What is asked: Omit the pictures, please, and give each record below again exactly.
** begin The data **
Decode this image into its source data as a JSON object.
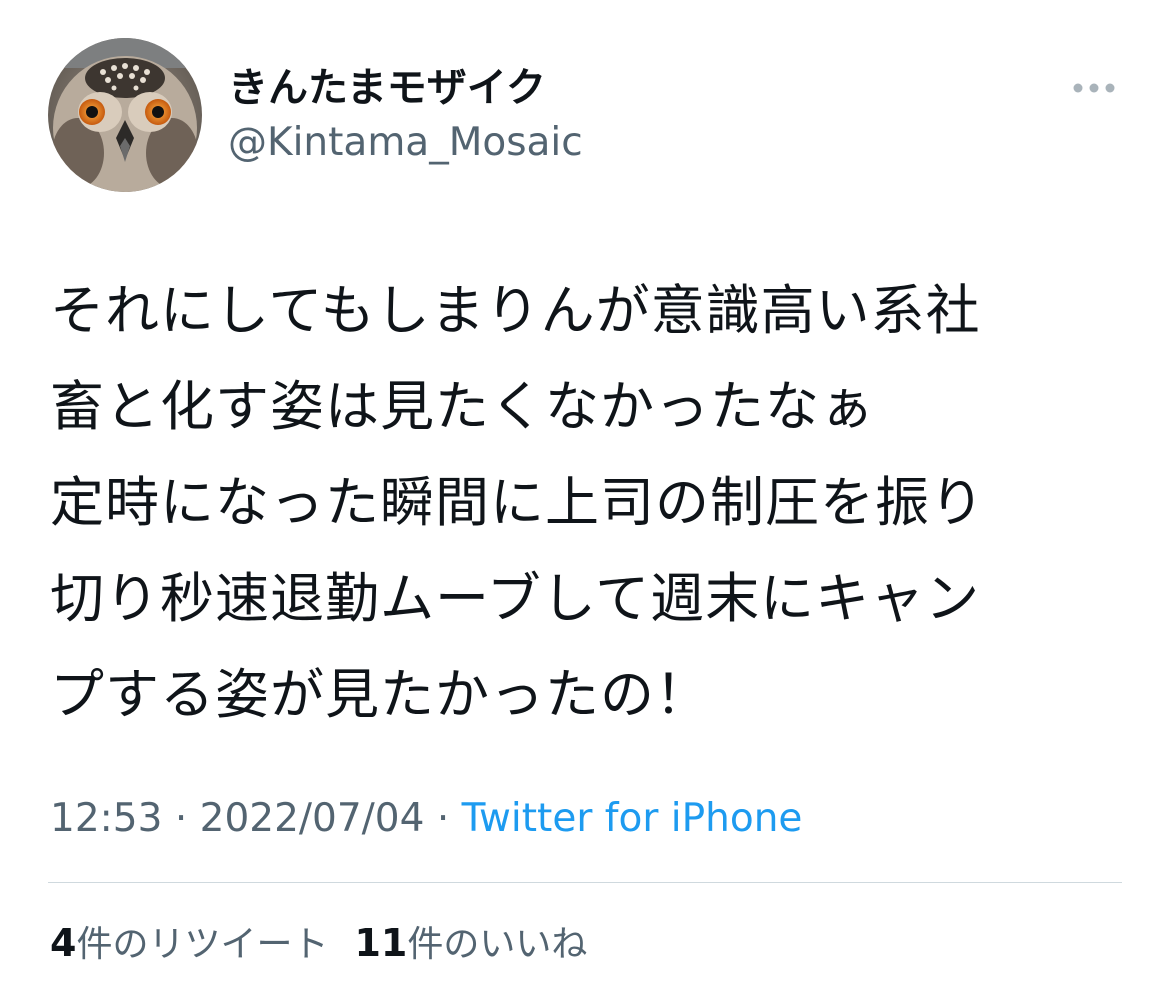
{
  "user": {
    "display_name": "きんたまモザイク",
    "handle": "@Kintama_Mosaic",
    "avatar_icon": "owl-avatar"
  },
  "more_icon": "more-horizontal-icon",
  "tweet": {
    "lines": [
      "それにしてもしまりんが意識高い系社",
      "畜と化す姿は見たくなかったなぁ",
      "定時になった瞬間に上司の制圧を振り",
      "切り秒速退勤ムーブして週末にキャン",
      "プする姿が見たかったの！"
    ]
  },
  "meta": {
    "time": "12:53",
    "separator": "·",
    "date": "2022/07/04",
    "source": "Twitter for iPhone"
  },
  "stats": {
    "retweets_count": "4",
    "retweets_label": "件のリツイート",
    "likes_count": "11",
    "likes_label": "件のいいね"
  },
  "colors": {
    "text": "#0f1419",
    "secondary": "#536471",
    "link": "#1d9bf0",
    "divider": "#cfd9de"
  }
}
** end The data **
Worked solution:
Decode this image into its source data as a JSON object.
{
  "user": {
    "display_name": "きんたまモザイク",
    "handle": "@Kintama_Mosaic",
    "avatar_icon": "owl-avatar"
  },
  "more_icon": "more-horizontal-icon",
  "tweet": {
    "lines": [
      "それにしてもしまりんが意識高い系社",
      "畜と化す姿は見たくなかったなぁ",
      "定時になった瞬間に上司の制圧を振り",
      "切り秒速退勤ムーブして週末にキャン",
      "プする姿が見たかったの！"
    ]
  },
  "meta": {
    "time": "12:53",
    "separator": "·",
    "date": "2022/07/04",
    "source": "Twitter for iPhone"
  },
  "stats": {
    "retweets_count": "4",
    "retweets_label": "件のリツイート",
    "likes_count": "11",
    "likes_label": "件のいいね"
  },
  "colors": {
    "text": "#0f1419",
    "secondary": "#536471",
    "link": "#1d9bf0",
    "divider": "#cfd9de"
  }
}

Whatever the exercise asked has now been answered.